# [TASK]
Copy the full set of lines exactly as given.

# [GIVEN DATA]

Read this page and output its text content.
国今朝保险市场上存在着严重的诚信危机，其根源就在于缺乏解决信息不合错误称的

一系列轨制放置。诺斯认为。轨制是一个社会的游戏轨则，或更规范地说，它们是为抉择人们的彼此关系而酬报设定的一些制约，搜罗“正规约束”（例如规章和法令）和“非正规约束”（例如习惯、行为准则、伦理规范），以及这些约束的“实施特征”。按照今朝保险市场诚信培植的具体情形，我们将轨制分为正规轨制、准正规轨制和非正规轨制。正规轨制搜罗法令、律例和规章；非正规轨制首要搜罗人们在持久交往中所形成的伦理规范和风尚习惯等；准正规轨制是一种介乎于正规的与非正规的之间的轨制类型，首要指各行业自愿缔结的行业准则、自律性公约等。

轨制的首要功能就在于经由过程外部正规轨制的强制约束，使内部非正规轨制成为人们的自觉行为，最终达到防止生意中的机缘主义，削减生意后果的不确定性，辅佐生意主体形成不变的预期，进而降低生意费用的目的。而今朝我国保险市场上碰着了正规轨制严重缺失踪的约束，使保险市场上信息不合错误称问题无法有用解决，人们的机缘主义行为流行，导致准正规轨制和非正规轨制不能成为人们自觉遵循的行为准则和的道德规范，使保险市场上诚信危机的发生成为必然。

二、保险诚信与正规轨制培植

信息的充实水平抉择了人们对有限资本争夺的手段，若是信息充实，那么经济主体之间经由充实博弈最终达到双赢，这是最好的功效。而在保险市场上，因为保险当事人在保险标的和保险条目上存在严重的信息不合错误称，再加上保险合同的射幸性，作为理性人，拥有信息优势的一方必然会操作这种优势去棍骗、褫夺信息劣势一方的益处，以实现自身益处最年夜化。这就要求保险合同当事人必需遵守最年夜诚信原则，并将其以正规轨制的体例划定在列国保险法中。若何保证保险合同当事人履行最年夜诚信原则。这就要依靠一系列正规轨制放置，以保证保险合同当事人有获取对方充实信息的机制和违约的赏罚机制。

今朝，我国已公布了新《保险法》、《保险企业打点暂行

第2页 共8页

# [TASK RESULT]
Read this page and output its text content.
国今朝保险市场上存在着严重的诚信危机，其根源就在于缺乏解决信息不合错误称的

一系列轨制放置。诺斯认为。轨制是一个社会的游戏轨则，或更规范地说，它们是为抉择人们的彼此关系而酬报设定的一些制约，搜罗“正规约束”（例如规章和法令）和“非正规约束”（例如习惯、行为准则、伦理规范），以及这些约束的“实施特征”。按照今朝保险市场诚信培植的具体情形，我们将轨制分为正规轨制、准正规轨制和非正规轨制。正规轨制搜罗法令、律例和规章；非正规轨制首要搜罗人们在持久交往中所形成的伦理规范和风尚习惯等；准正规轨制是一种介乎于正规的与非正规的之间的轨制类型，首要指各行业自愿缔结的行业准则、自律性公约等。

轨制的首要功能就在于经由过程外部正规轨制的强制约束，使内部非正规轨制成为人们的自觉行为，最终达到防止生意中的机缘主义，削减生意后果的不确定性，辅佐生意主体形成不变的预期，进而降低生意费用的目的。而今朝我国保险市场上碰着了正规轨制严重缺失踪的约束，使保险市场上信息不合错误称问题无法有用解决，人们的机缘主义行为流行，导致准正规轨制和非正规轨制不能成为人们自觉遵循的行为准则和的道德规范，使保险市场上诚信危机的发生成为必然。

二、保险诚信与正规轨制培植

信息的充实水平抉择了人们对有限资本争夺的手段，若是信息充实，那么经济主体之间经由充实博弈最终达到双赢，这是最好的功效。而在保险市场上，因为保险当事人在保险标的和保险条目上存在严重的信息不合错误称，再加上保险合同的射幸性，作为理性人，拥有信息优势的一方必然会操作这种优势去棍骗、褫夺信息劣势一方的益处，以实现自身益处最年夜化。这就要求保险合同当事人必需遵守最年夜诚信原则，并将其以正规轨制的体例划定在列国保险法中。若何保证保险合同当事人履行最年夜诚信原则。这就要依靠一系列正规轨制放置，以保证保险合同当事人有获取对方充实信息的机制和违约的赏罚机制。

今朝，我国已公布了新《保险法》、《保险企业打点暂行

第2页 共8页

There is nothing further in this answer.